Aim ▸ Restate the whole of the material. Keep every word, and drop the pictures.

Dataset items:
[BEGIN]

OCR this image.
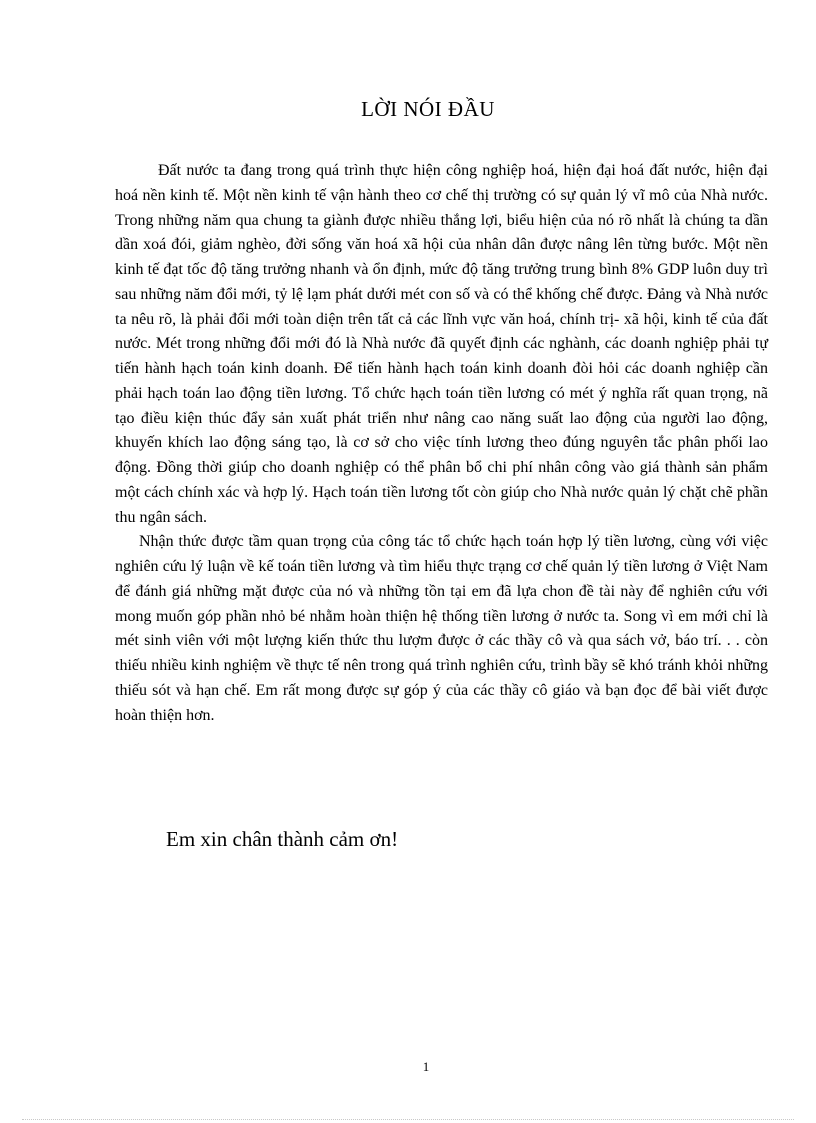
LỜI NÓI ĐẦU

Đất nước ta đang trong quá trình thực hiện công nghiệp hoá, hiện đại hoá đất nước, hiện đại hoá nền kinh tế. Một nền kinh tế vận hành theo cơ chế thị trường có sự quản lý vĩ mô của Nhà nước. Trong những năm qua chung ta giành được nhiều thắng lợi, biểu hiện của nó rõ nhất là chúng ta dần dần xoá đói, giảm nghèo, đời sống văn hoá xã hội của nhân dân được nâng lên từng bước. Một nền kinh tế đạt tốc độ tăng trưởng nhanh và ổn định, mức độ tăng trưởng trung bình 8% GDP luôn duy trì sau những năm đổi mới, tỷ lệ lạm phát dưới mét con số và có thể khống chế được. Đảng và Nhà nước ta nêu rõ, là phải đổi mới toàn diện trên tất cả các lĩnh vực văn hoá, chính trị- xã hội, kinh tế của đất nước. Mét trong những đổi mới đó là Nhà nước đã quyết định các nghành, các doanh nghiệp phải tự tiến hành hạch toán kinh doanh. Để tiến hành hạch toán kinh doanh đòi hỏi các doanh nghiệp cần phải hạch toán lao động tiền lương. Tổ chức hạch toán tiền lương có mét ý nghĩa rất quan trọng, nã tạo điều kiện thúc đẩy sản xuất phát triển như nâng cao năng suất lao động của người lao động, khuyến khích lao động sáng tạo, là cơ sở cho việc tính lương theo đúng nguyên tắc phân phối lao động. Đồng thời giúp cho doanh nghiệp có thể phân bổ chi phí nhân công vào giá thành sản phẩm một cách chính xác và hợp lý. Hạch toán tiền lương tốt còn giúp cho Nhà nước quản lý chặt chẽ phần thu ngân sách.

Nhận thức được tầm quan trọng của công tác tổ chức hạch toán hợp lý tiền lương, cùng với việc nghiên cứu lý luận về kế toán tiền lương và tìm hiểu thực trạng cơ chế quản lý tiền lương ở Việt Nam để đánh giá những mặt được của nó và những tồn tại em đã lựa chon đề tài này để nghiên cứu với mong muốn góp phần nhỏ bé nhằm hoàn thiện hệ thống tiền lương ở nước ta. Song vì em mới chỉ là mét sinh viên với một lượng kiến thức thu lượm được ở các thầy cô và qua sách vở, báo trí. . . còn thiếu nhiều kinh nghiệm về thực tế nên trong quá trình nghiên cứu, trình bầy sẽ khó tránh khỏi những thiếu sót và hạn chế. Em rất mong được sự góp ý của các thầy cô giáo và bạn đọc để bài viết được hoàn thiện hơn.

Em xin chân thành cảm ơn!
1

[END]

Worked answer ▸
OCR this image.
LỜI NÓI ĐẦU

Đất nước ta đang trong quá trình thực hiện công nghiệp hoá, hiện đại hoá đất nước, hiện đại hoá nền kinh tế. Một nền kinh tế vận hành theo cơ chế thị trường có sự quản lý vĩ mô của Nhà nước. Trong những năm qua chung ta giành được nhiều thắng lợi, biểu hiện của nó rõ nhất là chúng ta dần dần xoá đói, giảm nghèo, đời sống văn hoá xã hội của nhân dân được nâng lên từng bước. Một nền kinh tế đạt tốc độ tăng trưởng nhanh và ổn định, mức độ tăng trưởng trung bình 8% GDP luôn duy trì sau những năm đổi mới, tỷ lệ lạm phát dưới mét con số và có thể khống chế được. Đảng và Nhà nước ta nêu rõ, là phải đổi mới toàn diện trên tất cả các lĩnh vực văn hoá, chính trị- xã hội, kinh tế của đất nước. Mét trong những đổi mới đó là Nhà nước đã quyết định các nghành, các doanh nghiệp phải tự tiến hành hạch toán kinh doanh. Để tiến hành hạch toán kinh doanh đòi hỏi các doanh nghiệp cần phải hạch toán lao động tiền lương. Tổ chức hạch toán tiền lương có mét ý nghĩa rất quan trọng, nã tạo điều kiện thúc đẩy sản xuất phát triển như nâng cao năng suất lao động của người lao động, khuyến khích lao động sáng tạo, là cơ sở cho việc tính lương theo đúng nguyên tắc phân phối lao động. Đồng thời giúp cho doanh nghiệp có thể phân bổ chi phí nhân công vào giá thành sản phẩm một cách chính xác và hợp lý. Hạch toán tiền lương tốt còn giúp cho Nhà nước quản lý chặt chẽ phần thu ngân sách.

Nhận thức được tầm quan trọng của công tác tổ chức hạch toán hợp lý tiền lương, cùng với việc nghiên cứu lý luận về kế toán tiền lương và tìm hiểu thực trạng cơ chế quản lý tiền lương ở Việt Nam để đánh giá những mặt được của nó và những tồn tại em đã lựa chon đề tài này để nghiên cứu với mong muốn góp phần nhỏ bé nhằm hoàn thiện hệ thống tiền lương ở nước ta. Song vì em mới chỉ là mét sinh viên với một lượng kiến thức thu lượm được ở các thầy cô và qua sách vở, báo trí. . . còn thiếu nhiều kinh nghiệm về thực tế nên trong quá trình nghiên cứu, trình bầy sẽ khó tránh khỏi những thiếu sót và hạn chế. Em rất mong được sự góp ý của các thầy cô giáo và bạn đọc để bài viết được hoàn thiện hơn.

Em xin chân thành cảm ơn!
1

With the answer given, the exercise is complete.